Data section ▸
——
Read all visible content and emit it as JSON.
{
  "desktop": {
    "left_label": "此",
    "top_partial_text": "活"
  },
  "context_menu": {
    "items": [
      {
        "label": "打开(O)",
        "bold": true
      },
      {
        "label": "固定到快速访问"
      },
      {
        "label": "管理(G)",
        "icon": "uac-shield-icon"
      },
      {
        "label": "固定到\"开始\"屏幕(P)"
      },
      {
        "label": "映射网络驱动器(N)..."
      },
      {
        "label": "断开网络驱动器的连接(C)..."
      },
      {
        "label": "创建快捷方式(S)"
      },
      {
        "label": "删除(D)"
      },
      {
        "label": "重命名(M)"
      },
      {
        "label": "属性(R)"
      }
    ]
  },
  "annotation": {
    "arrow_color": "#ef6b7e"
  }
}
——
Requirement ▸
Copy all the lines, exactly.

Exercise output ▸
Read all visible content and emit it as JSON.
{
  "desktop": {
    "left_label": "此",
    "top_partial_text": "活"
  },
  "context_menu": {
    "items": [
      {
        "label": "打开(O)",
        "bold": true
      },
      {
        "label": "固定到快速访问"
      },
      {
        "label": "管理(G)",
        "icon": "uac-shield-icon"
      },
      {
        "label": "固定到\"开始\"屏幕(P)"
      },
      {
        "label": "映射网络驱动器(N)..."
      },
      {
        "label": "断开网络驱动器的连接(C)..."
      },
      {
        "label": "创建快捷方式(S)"
      },
      {
        "label": "删除(D)"
      },
      {
        "label": "重命名(M)"
      },
      {
        "label": "属性(R)"
      }
    ]
  },
  "annotation": {
    "arrow_color": "#ef6b7e"
  }
}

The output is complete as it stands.